§ Stated goal: Which lines have the string "Flexibility"? Copy all of them from the entries below.

§ Source material:

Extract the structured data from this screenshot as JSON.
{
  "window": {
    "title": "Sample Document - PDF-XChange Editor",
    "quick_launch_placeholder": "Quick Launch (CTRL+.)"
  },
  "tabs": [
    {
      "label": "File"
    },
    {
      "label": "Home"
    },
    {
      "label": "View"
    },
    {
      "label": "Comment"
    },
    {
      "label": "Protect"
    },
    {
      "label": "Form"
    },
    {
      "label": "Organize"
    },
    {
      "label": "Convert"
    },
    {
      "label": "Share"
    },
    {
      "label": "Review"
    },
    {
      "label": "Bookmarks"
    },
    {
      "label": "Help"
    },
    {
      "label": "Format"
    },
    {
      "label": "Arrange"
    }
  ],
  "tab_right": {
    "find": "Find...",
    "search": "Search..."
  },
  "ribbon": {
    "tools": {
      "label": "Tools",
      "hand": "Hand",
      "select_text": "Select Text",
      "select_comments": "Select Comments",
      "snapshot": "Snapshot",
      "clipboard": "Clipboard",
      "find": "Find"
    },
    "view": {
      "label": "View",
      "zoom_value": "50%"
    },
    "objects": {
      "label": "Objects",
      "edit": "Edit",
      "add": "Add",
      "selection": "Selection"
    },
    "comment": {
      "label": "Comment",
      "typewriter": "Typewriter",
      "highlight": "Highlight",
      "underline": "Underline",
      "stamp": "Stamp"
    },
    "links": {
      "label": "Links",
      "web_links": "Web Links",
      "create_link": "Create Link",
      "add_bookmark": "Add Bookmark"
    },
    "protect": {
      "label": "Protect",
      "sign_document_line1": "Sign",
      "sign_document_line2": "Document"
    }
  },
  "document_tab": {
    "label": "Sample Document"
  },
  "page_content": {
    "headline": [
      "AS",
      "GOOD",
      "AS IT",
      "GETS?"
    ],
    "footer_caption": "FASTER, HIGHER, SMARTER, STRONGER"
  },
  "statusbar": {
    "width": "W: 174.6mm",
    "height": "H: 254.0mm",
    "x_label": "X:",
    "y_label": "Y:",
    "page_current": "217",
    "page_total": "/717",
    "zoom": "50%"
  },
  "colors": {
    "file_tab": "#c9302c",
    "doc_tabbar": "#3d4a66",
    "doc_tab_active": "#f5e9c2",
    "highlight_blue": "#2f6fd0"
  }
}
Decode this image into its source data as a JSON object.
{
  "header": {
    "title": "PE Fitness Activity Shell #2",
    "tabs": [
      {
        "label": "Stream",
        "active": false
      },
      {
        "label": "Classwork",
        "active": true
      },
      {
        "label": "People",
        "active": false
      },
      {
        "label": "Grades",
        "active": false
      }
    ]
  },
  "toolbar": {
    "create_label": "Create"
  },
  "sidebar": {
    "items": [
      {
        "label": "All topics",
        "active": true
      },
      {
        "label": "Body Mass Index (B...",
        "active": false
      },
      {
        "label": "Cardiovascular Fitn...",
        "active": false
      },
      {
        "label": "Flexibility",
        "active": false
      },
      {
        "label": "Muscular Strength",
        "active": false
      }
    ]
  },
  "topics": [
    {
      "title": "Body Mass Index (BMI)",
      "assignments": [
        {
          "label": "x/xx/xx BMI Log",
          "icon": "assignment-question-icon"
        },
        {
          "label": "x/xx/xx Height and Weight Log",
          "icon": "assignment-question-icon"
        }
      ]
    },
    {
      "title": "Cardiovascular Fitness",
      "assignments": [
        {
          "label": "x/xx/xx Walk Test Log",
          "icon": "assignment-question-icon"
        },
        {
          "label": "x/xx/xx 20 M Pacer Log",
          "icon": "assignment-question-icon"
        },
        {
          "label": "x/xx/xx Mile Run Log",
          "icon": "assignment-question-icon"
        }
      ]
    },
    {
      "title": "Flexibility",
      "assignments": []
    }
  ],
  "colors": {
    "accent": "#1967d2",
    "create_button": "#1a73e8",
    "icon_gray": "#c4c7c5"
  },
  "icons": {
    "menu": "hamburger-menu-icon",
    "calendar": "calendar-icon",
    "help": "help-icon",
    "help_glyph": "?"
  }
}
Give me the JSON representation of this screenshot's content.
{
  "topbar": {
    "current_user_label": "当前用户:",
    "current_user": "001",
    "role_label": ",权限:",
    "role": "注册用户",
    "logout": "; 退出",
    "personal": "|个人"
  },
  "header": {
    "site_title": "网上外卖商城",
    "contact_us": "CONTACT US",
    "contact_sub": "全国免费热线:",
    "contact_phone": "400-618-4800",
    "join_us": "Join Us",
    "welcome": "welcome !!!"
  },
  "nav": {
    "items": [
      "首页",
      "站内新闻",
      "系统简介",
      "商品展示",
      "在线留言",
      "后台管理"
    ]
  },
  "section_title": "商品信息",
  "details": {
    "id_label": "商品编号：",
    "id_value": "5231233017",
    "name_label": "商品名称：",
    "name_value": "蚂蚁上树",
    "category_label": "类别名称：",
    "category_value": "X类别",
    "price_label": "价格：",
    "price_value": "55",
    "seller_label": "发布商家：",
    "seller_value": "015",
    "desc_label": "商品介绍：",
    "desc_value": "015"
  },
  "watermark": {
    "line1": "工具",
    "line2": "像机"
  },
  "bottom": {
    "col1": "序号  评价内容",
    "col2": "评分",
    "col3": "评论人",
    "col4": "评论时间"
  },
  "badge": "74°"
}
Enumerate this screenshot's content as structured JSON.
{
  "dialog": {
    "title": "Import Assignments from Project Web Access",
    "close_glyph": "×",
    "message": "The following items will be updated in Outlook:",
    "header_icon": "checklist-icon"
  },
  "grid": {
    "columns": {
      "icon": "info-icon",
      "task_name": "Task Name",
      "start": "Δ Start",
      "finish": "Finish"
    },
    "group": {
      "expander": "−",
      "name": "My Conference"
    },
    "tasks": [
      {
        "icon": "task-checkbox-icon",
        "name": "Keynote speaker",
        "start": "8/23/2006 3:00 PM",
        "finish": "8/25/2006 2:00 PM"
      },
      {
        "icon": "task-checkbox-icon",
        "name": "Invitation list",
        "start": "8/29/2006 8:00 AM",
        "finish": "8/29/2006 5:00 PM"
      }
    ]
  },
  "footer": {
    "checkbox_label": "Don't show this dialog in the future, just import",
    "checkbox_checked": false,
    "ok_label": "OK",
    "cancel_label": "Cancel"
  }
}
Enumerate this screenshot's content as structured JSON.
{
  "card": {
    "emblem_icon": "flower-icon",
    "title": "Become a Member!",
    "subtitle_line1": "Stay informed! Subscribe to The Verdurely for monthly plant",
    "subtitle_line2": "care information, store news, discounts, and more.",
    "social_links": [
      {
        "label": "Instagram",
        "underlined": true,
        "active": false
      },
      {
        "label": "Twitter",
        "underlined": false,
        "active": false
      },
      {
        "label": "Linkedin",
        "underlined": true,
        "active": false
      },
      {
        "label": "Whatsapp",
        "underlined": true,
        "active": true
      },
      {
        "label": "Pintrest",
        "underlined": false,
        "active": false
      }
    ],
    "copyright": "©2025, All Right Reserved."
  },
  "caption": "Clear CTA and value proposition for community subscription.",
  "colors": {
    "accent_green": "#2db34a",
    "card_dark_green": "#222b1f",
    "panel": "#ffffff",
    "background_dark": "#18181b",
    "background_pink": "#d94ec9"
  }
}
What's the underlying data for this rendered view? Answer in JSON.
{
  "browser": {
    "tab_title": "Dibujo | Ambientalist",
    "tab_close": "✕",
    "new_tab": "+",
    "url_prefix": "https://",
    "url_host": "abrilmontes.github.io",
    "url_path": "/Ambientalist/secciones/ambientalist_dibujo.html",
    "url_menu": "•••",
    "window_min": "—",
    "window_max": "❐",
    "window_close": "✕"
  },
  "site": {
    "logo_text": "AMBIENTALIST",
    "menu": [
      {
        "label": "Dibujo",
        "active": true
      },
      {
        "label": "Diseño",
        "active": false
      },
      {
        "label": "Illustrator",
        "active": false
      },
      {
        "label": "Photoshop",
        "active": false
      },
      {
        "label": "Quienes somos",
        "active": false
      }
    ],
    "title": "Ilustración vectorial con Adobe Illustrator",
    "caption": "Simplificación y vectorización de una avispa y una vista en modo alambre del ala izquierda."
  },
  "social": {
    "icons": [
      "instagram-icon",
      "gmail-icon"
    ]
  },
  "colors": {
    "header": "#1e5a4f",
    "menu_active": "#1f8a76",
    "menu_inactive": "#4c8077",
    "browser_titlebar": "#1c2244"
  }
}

§ Output for this task:
        "label": "Flexibility",
      "title": "Flexibility",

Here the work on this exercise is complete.